Short task -> Lines that hold the string "this" are to be counted; give only their number.

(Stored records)
:::

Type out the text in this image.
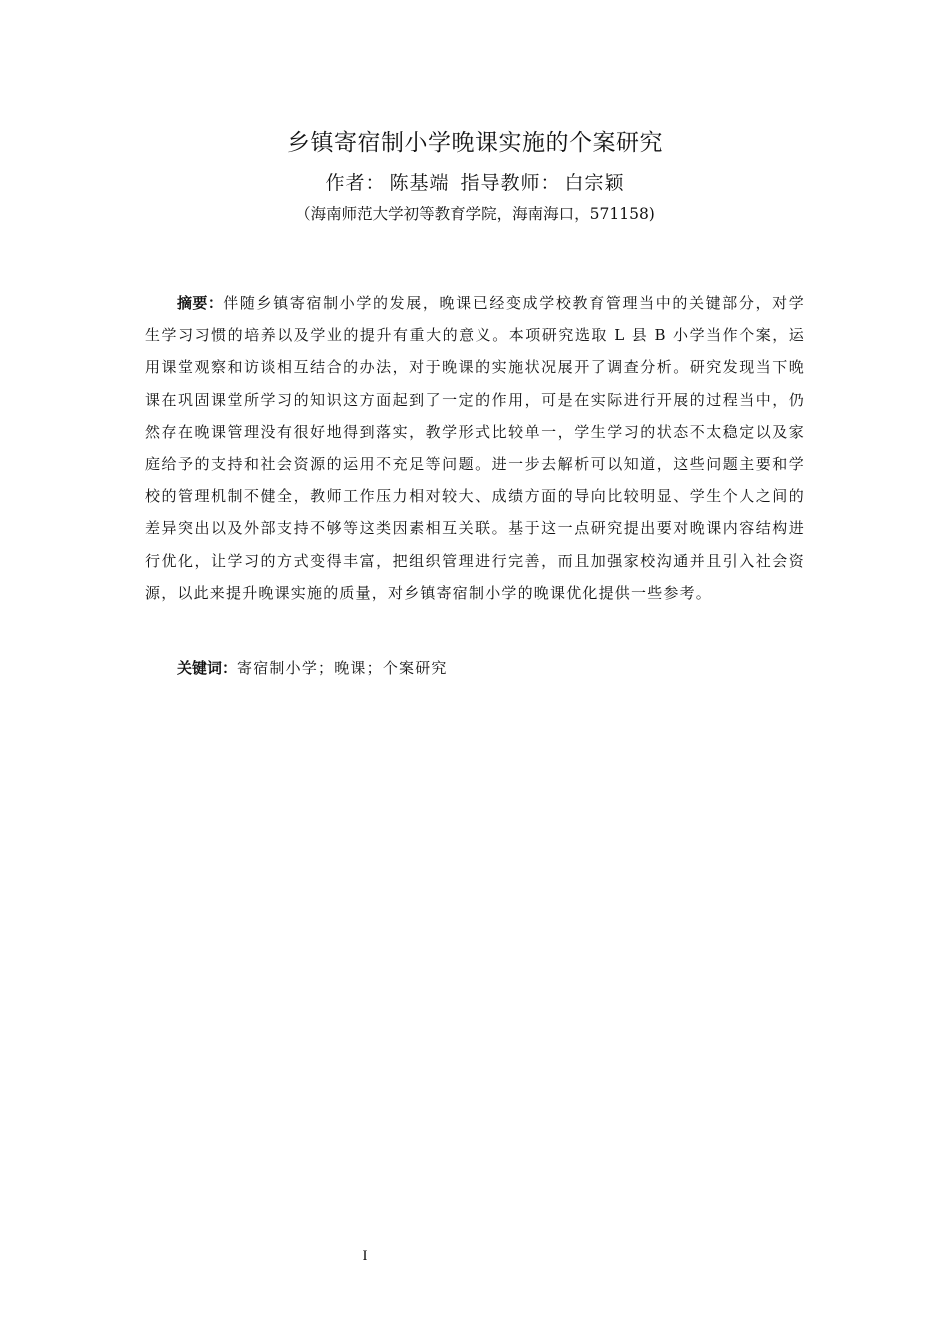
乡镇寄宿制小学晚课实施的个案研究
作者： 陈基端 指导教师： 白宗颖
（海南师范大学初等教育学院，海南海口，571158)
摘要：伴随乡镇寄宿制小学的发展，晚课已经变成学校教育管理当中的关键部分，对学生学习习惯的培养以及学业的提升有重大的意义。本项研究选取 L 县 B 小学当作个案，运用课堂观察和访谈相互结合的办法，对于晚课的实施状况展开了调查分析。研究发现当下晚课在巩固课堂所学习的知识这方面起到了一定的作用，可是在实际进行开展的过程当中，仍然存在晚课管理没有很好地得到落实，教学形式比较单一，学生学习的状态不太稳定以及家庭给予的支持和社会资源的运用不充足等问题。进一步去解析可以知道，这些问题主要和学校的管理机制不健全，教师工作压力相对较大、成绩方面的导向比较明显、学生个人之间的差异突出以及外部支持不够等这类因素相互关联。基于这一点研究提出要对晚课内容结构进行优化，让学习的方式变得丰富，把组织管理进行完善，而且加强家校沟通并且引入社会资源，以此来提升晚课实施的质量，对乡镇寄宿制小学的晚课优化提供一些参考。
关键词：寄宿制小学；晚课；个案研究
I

:::

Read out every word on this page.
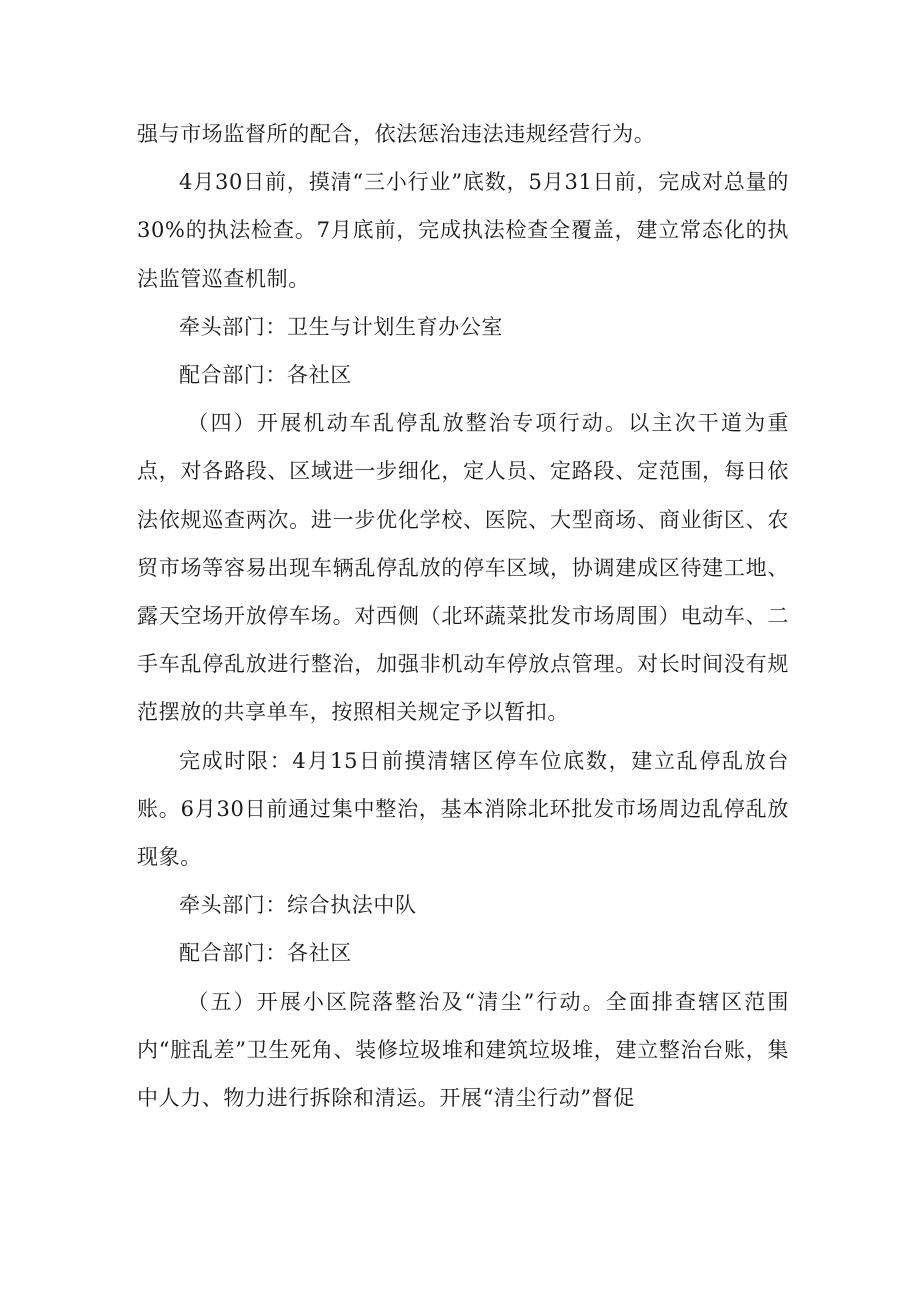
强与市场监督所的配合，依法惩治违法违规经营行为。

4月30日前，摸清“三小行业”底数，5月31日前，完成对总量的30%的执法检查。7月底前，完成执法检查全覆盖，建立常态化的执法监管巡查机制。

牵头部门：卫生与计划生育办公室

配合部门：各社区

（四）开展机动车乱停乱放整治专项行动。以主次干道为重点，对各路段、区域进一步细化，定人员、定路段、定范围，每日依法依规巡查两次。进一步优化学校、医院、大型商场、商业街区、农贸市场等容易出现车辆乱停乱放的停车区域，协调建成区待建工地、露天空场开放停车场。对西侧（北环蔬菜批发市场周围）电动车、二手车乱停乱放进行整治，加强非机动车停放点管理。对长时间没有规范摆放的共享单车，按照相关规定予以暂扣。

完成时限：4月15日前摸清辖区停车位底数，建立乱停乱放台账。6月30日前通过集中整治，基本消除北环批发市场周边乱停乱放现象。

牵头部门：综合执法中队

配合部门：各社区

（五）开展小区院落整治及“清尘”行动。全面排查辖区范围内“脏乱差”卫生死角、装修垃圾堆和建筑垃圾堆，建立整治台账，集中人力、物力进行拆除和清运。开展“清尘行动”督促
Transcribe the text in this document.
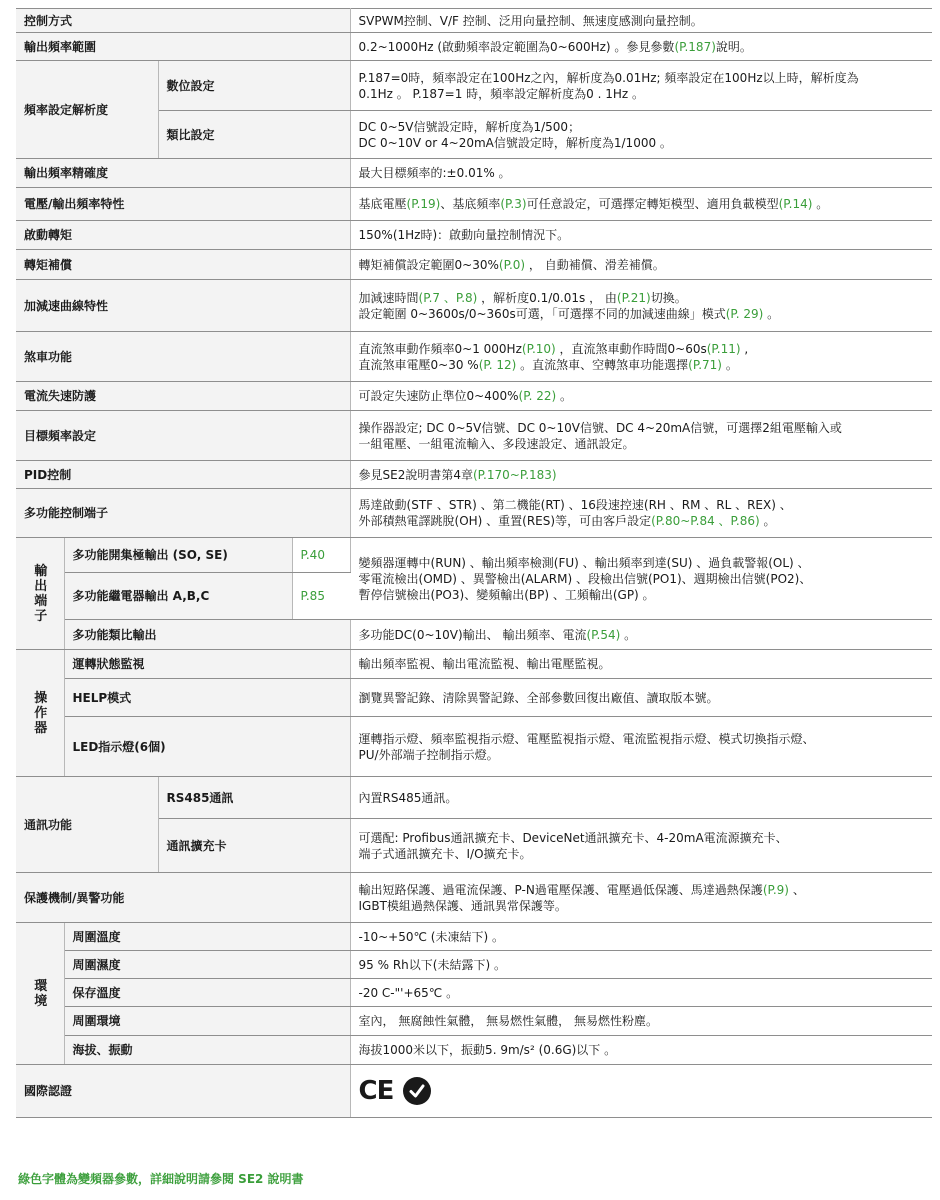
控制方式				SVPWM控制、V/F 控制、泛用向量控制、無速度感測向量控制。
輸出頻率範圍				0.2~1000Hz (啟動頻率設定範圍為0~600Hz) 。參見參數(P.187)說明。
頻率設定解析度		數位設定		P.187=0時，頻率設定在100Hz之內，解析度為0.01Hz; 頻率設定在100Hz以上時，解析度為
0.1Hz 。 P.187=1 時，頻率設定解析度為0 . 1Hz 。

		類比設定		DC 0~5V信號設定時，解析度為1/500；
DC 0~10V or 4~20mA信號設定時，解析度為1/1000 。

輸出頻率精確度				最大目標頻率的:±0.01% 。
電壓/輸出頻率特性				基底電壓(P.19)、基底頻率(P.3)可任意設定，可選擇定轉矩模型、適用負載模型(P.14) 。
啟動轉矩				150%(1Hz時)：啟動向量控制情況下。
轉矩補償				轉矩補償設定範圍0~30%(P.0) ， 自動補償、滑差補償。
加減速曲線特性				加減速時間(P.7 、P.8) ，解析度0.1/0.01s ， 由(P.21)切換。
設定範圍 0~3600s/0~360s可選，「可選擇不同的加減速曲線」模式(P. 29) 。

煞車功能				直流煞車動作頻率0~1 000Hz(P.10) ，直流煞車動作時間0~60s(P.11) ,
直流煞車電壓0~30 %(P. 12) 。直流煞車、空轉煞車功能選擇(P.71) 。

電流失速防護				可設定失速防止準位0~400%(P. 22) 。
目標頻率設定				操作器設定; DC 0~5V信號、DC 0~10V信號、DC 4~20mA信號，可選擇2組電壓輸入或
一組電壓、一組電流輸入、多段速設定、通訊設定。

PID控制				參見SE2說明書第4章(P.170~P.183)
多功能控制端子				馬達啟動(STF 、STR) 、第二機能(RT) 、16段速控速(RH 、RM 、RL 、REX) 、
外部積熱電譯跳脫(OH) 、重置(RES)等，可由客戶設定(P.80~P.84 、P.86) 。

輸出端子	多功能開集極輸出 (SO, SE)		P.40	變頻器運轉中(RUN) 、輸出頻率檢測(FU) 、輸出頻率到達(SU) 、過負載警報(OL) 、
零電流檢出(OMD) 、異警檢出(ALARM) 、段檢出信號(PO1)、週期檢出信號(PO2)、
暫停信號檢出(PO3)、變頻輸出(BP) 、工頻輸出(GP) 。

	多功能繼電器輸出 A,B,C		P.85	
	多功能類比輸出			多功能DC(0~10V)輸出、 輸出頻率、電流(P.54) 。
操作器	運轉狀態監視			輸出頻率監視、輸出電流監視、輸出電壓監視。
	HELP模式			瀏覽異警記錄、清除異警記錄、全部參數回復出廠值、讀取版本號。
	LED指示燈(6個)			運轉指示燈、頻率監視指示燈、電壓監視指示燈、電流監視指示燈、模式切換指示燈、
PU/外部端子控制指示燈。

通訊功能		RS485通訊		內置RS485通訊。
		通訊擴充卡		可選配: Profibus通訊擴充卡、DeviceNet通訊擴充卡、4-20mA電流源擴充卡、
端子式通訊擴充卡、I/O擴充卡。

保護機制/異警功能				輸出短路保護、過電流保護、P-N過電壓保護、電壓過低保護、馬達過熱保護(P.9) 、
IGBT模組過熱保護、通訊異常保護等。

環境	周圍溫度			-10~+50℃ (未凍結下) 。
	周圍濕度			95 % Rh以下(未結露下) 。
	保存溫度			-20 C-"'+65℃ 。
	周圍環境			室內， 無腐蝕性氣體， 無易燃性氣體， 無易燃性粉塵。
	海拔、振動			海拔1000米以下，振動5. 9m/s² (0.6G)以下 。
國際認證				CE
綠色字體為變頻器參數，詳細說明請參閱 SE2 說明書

:::

Exercise output -> 3